_Stated exercise_:
Search the entries below. Return every line that has "most" in it.

_Records for processing_:
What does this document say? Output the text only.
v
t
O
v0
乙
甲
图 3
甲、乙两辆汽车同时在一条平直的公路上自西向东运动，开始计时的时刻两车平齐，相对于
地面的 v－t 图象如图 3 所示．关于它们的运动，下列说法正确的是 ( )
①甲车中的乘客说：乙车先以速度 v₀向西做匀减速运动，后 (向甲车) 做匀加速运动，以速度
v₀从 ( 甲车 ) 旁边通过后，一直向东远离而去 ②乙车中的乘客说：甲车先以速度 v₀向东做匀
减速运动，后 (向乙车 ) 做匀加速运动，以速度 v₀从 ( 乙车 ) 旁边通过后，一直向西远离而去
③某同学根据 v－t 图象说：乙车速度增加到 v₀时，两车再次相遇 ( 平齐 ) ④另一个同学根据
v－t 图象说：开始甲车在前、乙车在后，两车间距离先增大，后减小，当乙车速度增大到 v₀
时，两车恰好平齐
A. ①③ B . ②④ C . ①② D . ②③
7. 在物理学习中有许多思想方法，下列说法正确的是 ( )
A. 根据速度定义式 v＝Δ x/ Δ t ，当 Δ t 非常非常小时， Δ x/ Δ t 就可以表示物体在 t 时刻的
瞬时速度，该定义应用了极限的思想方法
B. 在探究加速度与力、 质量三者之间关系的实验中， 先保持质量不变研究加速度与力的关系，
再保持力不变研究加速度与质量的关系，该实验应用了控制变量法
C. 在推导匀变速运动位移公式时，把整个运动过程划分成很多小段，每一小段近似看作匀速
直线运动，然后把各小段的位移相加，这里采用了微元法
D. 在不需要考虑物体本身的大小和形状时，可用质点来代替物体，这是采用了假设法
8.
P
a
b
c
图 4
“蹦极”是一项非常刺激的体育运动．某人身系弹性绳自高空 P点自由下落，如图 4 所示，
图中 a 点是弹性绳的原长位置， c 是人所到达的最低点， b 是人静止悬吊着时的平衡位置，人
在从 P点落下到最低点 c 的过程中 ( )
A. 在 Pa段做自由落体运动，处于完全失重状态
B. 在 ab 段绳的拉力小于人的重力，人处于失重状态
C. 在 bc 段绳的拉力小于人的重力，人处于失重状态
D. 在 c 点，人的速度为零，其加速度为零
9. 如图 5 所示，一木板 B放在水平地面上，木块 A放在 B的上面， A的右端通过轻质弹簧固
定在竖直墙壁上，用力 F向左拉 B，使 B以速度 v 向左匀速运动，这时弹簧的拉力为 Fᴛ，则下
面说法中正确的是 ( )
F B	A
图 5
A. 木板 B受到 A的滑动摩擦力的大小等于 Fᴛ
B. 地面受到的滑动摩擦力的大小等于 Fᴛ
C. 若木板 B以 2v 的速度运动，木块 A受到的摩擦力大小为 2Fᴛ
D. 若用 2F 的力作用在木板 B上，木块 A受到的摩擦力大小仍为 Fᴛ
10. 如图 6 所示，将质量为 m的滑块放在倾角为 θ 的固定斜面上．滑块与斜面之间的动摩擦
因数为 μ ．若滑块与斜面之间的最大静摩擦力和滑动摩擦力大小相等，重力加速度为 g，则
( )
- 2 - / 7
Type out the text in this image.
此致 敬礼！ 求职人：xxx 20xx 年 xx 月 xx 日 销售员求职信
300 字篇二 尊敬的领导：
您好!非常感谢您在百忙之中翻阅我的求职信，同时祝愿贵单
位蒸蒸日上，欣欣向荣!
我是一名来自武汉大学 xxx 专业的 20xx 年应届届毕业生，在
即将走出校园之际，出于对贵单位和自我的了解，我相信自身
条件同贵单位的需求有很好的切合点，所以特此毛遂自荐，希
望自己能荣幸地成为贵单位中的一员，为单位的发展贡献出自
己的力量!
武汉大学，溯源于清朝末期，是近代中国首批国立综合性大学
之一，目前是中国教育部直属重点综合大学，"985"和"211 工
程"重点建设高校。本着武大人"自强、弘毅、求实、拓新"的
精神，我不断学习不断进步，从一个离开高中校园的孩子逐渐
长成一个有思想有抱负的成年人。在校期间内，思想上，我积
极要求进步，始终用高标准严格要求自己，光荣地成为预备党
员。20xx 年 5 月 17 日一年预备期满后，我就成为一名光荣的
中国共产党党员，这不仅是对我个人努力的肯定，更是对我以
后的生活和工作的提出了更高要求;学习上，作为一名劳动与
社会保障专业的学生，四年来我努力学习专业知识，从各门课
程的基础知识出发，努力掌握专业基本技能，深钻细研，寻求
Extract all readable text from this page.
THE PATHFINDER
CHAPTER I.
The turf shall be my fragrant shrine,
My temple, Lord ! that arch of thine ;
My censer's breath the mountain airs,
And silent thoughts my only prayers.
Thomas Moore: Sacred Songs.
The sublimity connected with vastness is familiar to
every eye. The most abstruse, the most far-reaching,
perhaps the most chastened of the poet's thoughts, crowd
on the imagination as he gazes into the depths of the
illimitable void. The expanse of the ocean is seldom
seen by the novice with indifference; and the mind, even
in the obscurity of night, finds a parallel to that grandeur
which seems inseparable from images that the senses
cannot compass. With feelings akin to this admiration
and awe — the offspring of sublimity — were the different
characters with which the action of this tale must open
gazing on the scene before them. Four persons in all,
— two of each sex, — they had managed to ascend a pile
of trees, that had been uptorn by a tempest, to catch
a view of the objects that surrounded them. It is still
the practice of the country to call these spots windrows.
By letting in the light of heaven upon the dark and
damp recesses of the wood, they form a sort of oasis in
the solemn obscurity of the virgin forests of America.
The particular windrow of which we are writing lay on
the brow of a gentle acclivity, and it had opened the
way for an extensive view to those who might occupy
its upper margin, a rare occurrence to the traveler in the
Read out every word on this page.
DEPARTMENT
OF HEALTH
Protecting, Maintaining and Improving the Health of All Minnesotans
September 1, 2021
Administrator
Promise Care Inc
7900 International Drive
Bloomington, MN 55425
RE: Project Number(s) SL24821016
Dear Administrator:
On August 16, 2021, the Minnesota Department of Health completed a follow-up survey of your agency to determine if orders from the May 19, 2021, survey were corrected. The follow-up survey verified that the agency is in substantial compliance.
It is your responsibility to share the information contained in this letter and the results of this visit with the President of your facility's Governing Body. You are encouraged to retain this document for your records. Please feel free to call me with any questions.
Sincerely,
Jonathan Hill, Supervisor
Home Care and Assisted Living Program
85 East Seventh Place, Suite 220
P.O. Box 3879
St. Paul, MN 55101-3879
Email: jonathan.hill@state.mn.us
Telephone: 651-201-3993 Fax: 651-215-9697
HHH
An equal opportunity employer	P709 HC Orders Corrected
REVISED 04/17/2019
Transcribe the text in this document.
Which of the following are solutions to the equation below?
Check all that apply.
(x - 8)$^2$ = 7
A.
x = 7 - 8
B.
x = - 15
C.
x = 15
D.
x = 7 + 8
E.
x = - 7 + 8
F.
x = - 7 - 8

_Reply to the exercise_:
every eye. The most abstruse, the most far-reaching,
perhaps the most chastened of the poet's thoughts, crowd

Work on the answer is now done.